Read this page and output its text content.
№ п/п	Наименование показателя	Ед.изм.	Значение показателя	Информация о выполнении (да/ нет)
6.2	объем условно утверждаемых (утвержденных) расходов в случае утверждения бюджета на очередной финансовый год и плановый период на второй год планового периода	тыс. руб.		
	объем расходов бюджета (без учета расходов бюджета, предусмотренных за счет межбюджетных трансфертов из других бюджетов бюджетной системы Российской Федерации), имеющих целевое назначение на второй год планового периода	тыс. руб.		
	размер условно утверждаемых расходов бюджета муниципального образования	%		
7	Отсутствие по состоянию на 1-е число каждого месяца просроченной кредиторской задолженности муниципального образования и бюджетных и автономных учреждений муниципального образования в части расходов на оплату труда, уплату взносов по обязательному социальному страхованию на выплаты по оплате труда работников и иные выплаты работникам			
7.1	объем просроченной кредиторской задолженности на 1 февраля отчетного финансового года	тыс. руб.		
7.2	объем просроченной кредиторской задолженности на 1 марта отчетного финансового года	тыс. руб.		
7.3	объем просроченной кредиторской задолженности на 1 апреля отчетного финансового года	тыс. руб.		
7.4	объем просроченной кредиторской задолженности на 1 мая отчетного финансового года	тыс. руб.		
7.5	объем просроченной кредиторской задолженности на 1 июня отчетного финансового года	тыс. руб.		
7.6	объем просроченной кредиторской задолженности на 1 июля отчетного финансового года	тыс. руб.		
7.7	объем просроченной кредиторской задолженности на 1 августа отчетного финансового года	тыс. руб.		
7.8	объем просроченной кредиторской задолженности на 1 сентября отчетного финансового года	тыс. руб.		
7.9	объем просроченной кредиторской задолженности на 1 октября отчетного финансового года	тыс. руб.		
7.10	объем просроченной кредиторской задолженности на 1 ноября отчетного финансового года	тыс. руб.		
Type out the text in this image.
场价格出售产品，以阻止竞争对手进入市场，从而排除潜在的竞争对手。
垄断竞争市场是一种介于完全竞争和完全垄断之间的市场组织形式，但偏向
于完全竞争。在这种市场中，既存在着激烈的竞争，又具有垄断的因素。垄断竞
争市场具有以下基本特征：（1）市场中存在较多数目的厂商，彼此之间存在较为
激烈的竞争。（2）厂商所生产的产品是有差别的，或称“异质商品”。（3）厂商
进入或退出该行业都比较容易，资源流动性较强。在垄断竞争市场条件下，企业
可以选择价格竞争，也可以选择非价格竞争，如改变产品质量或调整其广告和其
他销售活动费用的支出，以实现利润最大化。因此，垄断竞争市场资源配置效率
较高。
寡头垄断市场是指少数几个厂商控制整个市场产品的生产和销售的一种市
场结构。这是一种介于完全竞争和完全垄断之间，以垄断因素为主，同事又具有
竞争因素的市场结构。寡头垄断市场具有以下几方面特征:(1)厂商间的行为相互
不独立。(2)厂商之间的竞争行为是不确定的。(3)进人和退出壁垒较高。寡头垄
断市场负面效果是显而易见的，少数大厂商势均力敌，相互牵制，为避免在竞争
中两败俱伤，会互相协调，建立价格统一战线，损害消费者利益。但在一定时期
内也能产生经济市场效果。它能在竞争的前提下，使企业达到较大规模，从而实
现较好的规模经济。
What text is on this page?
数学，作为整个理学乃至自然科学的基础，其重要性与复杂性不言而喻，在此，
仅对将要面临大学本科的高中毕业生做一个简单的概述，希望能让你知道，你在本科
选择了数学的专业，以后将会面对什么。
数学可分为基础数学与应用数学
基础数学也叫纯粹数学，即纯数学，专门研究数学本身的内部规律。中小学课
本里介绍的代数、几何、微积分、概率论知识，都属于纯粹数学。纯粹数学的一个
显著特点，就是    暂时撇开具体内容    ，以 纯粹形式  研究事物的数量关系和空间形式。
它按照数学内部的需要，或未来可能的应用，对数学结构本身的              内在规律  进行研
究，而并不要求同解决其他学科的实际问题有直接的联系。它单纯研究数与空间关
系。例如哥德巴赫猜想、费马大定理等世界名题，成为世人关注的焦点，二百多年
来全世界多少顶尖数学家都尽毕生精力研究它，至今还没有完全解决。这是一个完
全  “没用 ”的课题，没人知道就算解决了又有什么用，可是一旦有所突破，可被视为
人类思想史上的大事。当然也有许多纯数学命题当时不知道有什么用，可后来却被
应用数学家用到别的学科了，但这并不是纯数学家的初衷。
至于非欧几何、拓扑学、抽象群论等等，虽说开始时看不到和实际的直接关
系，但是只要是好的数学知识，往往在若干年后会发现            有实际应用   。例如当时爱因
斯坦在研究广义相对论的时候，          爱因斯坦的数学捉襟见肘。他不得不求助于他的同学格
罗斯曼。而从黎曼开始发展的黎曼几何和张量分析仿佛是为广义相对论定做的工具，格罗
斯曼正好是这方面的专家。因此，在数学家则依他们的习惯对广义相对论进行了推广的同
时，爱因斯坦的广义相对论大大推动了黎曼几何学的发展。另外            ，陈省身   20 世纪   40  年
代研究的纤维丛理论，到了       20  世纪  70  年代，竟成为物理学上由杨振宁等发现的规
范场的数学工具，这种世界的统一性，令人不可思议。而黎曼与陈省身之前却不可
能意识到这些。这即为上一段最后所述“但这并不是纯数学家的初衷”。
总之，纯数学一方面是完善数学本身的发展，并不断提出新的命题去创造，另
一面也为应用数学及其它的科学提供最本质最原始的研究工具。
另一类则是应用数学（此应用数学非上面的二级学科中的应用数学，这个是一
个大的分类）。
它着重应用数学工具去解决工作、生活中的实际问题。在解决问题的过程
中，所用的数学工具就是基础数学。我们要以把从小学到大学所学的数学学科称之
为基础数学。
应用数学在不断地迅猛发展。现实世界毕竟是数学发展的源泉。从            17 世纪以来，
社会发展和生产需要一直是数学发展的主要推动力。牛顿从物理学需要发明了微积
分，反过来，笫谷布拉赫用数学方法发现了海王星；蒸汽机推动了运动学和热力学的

> [REQUEST]
Look through the data above. Each line containing the word "this" needs to be copied.

> [FULL RESPONSE]
Read this page and output its text content.
Type out the text in this image.
What text is on this page?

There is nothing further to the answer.